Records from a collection
>> start
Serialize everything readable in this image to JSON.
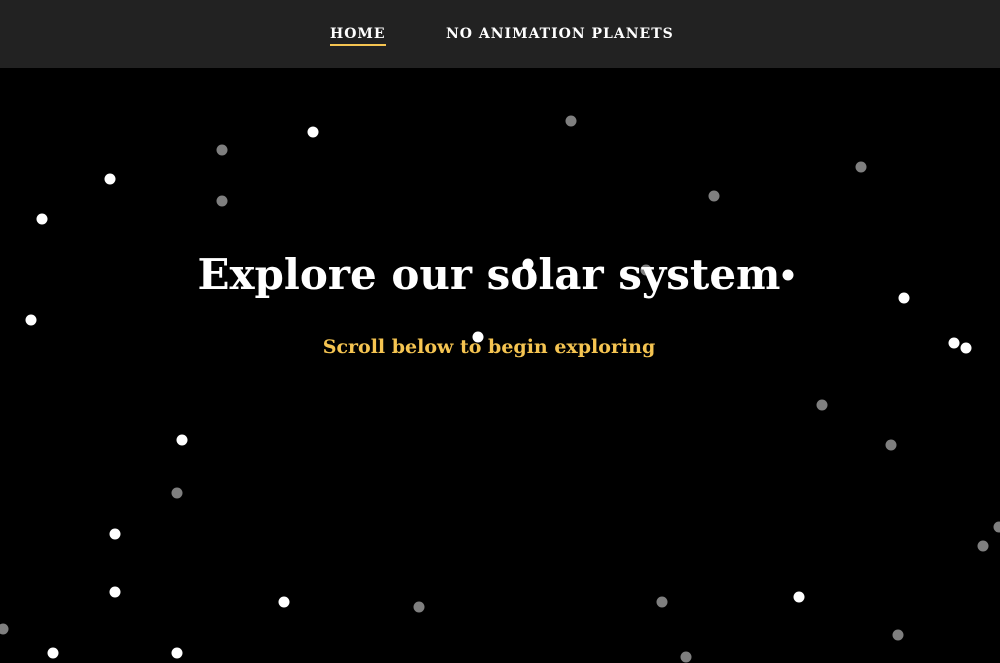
{
  "nav": {
    "items": [
      {
        "label": "HOME",
        "active": true
      },
      {
        "label": "NO ANIMATION PLANETS",
        "active": false
      }
    ]
  },
  "hero": {
    "title": "Explore our solar system",
    "subtitle": "Scroll below to begin exploring"
  },
  "colors": {
    "nav_background": "#222222",
    "page_background": "#000000",
    "text": "#ffffff",
    "accent": "#f5c451",
    "star_bright": "#ffffff",
    "star_dim": "#7f7f7f"
  }
}
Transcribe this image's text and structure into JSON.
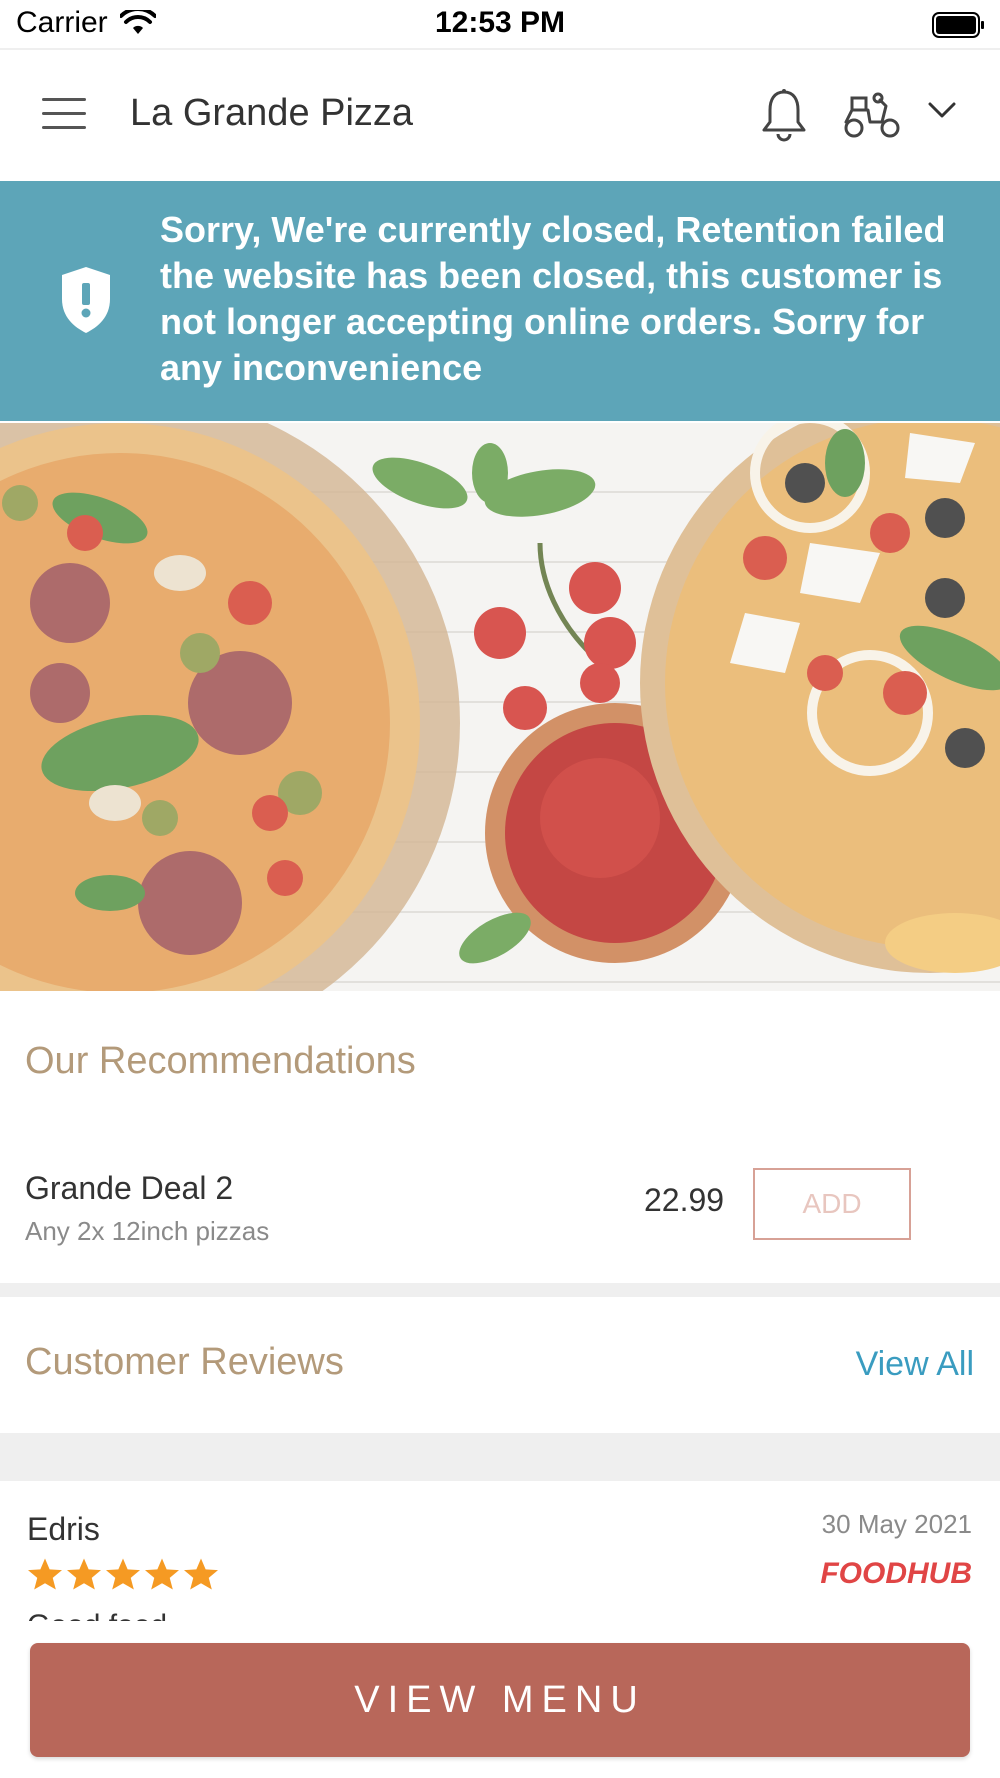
>> end
• **Exercise instructions**:
Repeat the data exactly, without the pictures.

• **Result of this task**:
Serialize everything readable in this image to JSON.
{
  "nav": {
    "items": [
      {
        "label": "HOME",
        "active": true
      },
      {
        "label": "NO ANIMATION PLANETS",
        "active": false
      }
    ]
  },
  "hero": {
    "title": "Explore our solar system",
    "subtitle": "Scroll below to begin exploring"
  },
  "colors": {
    "nav_background": "#222222",
    "page_background": "#000000",
    "text": "#ffffff",
    "accent": "#f5c451",
    "star_bright": "#ffffff",
    "star_dim": "#7f7f7f"
  }
}
Transcribe this image's text and structure into JSON.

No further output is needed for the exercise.